▶

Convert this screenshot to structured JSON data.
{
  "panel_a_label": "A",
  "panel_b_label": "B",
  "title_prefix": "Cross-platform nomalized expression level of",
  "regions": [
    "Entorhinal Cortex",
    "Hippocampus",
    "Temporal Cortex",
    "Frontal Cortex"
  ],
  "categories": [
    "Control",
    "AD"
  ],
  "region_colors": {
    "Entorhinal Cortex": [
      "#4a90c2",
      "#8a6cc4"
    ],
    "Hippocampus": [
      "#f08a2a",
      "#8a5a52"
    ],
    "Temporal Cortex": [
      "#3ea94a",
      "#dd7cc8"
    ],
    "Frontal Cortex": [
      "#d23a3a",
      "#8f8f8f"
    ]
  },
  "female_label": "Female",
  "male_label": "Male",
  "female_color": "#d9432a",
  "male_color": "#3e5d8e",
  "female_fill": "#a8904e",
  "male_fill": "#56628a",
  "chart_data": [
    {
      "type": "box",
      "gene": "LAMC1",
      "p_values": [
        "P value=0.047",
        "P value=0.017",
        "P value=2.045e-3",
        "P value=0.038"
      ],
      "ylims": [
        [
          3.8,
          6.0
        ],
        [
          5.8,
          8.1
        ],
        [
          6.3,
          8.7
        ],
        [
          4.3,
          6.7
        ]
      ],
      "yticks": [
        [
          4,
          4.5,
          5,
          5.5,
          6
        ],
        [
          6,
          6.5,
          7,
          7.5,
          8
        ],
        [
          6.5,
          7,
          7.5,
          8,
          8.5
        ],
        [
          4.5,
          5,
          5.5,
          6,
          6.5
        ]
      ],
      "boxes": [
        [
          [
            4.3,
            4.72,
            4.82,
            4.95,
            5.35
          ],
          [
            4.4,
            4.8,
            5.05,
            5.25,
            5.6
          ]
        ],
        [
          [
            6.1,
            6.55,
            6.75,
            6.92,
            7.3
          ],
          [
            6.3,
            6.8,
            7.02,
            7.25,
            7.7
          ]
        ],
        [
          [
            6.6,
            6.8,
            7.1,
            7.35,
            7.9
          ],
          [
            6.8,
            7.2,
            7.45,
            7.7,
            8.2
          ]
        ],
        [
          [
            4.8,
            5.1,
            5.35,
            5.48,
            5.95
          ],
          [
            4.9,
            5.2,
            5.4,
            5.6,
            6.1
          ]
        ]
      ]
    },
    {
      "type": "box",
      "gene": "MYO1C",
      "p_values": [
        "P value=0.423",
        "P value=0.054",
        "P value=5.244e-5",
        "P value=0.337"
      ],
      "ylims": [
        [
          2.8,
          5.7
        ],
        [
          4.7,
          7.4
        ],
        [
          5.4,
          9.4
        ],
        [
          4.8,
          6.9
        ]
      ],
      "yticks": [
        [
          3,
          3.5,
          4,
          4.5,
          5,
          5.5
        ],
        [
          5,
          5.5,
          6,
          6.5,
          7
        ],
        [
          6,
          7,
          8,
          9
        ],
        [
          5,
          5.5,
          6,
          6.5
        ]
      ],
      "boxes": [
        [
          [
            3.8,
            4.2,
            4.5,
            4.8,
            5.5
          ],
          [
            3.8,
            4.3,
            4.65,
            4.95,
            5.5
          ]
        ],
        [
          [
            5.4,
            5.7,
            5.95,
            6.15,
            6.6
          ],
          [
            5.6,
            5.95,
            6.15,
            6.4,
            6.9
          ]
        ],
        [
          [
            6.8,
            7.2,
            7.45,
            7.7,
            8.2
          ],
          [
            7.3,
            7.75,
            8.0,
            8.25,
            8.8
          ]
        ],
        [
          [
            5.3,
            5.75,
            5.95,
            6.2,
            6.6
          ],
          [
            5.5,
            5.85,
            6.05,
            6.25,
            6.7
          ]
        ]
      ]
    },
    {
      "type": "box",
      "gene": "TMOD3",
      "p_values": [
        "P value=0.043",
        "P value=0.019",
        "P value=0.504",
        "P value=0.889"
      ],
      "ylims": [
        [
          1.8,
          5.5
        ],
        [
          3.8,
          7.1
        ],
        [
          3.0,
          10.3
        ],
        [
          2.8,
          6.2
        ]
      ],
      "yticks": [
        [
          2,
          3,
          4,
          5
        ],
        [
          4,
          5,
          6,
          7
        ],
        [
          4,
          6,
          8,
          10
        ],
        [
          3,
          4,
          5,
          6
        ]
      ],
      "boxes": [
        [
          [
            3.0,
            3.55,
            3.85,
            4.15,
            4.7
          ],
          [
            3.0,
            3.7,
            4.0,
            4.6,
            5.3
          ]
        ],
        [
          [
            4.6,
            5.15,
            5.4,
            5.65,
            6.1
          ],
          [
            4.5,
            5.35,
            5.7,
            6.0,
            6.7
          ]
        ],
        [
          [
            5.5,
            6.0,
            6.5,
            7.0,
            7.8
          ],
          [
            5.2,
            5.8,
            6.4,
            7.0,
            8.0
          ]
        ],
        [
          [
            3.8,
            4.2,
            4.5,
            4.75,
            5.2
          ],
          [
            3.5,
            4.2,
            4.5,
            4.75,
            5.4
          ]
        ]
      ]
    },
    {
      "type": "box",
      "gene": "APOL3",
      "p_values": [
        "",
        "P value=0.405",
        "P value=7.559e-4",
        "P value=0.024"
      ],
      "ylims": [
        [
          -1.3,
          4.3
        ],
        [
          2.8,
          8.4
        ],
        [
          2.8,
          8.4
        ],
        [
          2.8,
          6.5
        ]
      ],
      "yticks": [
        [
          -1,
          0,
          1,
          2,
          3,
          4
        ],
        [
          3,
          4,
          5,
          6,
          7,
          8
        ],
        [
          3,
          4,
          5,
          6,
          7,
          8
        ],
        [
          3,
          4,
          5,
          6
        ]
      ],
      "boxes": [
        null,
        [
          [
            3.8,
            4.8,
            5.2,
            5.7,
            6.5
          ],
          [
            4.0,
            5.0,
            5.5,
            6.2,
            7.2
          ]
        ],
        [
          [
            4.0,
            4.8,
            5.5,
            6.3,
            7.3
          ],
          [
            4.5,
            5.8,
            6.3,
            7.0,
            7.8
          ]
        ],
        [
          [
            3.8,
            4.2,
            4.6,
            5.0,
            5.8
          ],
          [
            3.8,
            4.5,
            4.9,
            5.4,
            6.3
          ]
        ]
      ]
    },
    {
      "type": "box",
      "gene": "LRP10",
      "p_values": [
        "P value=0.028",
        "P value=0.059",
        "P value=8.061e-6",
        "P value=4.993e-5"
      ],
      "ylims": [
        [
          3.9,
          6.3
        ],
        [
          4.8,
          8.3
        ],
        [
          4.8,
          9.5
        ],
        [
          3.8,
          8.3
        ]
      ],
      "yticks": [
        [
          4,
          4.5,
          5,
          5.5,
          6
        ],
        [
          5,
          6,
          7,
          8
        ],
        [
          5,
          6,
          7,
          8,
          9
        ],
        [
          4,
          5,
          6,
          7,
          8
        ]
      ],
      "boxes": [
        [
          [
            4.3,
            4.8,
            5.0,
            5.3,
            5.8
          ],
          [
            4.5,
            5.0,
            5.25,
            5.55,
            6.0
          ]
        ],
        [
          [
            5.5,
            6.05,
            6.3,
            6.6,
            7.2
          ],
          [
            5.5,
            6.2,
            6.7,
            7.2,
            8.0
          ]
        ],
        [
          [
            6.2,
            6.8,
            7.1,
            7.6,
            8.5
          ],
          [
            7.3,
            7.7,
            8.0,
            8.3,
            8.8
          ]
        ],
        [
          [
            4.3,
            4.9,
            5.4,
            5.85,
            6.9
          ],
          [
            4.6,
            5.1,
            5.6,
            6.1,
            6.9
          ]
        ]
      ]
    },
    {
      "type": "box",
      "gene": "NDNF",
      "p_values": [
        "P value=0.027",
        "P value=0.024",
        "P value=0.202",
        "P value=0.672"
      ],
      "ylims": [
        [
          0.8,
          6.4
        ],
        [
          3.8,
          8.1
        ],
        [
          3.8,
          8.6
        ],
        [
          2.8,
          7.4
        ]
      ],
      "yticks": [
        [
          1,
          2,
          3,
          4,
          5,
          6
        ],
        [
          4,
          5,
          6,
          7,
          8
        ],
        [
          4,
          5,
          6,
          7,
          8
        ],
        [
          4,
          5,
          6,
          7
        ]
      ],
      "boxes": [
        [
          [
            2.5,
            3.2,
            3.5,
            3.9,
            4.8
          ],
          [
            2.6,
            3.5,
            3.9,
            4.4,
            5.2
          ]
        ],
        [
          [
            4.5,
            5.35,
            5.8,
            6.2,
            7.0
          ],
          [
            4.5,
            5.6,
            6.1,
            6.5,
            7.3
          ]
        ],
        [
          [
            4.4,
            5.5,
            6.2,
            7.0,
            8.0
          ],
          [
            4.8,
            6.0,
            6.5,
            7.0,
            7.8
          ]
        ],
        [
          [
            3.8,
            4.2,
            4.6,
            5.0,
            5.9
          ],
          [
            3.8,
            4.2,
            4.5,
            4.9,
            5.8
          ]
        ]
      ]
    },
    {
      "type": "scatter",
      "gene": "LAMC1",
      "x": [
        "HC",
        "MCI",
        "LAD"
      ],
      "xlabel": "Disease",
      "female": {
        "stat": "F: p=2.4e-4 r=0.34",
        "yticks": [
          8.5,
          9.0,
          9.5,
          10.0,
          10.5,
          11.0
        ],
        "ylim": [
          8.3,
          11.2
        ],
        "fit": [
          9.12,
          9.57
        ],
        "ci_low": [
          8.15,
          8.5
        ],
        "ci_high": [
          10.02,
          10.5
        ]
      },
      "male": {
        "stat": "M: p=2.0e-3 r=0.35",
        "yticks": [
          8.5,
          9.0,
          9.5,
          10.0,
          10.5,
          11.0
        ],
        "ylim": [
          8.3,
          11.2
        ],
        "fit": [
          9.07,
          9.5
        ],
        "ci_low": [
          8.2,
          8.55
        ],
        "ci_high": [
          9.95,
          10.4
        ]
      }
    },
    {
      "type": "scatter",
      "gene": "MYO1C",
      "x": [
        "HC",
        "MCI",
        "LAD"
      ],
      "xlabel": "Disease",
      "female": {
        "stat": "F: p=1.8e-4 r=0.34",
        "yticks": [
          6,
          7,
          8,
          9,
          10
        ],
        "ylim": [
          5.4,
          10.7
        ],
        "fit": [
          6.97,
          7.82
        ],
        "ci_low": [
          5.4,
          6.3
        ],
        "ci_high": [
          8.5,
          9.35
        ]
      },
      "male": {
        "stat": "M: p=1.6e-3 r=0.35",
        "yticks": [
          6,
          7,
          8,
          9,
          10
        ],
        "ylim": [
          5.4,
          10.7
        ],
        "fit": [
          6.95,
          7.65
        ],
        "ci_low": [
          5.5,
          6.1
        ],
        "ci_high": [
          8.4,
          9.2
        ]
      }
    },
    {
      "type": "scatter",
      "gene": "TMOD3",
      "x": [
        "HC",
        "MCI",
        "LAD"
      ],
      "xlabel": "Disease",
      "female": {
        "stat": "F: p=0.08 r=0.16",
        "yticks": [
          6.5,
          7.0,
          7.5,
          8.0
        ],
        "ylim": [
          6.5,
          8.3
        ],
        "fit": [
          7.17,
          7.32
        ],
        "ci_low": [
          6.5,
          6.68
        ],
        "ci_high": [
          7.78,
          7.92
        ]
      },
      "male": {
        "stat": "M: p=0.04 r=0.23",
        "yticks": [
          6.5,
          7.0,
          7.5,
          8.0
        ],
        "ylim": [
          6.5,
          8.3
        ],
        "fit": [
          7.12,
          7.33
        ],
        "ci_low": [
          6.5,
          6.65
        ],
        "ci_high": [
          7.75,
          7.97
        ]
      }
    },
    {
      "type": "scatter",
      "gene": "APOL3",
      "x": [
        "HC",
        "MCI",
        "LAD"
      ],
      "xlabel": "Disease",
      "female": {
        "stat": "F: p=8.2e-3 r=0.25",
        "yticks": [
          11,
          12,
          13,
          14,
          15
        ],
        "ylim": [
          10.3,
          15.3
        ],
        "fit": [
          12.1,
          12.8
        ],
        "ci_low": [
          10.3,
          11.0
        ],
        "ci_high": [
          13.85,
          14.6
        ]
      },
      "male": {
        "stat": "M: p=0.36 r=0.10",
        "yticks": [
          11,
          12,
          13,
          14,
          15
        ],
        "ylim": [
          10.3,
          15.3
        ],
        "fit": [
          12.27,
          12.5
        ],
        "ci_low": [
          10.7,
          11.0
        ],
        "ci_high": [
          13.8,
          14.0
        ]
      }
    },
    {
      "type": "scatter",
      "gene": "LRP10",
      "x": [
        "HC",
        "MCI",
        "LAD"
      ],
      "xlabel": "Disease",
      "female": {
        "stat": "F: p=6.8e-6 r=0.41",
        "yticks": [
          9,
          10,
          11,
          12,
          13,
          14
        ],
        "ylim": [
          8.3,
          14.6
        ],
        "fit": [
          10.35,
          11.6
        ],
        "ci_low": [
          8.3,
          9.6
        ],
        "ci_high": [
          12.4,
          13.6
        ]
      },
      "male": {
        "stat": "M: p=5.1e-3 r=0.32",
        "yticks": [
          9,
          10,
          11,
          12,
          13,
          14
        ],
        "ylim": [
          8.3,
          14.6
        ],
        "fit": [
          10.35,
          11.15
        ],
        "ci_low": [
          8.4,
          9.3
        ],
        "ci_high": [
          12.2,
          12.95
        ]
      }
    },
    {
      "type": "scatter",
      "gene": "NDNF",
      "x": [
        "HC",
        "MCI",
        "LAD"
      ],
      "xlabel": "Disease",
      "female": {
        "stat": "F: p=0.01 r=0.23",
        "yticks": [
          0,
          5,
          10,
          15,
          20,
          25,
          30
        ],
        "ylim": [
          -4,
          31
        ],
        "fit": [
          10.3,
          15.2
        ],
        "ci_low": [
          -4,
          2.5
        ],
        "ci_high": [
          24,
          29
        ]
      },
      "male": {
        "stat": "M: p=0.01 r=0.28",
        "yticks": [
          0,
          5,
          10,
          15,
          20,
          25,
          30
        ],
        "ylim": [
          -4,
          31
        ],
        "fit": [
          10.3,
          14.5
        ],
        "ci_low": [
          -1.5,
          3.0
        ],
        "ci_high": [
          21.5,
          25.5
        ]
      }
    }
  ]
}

◀

» **Stated exercise**: Go through the lines above. Select every one that has the string "Cortex".

» **Response**:
    "Entorhinal Cortex",
    "Temporal Cortex",
    "Frontal Cortex"
    "Entorhinal Cortex": [
    "Temporal Cortex": [
    "Frontal Cortex": [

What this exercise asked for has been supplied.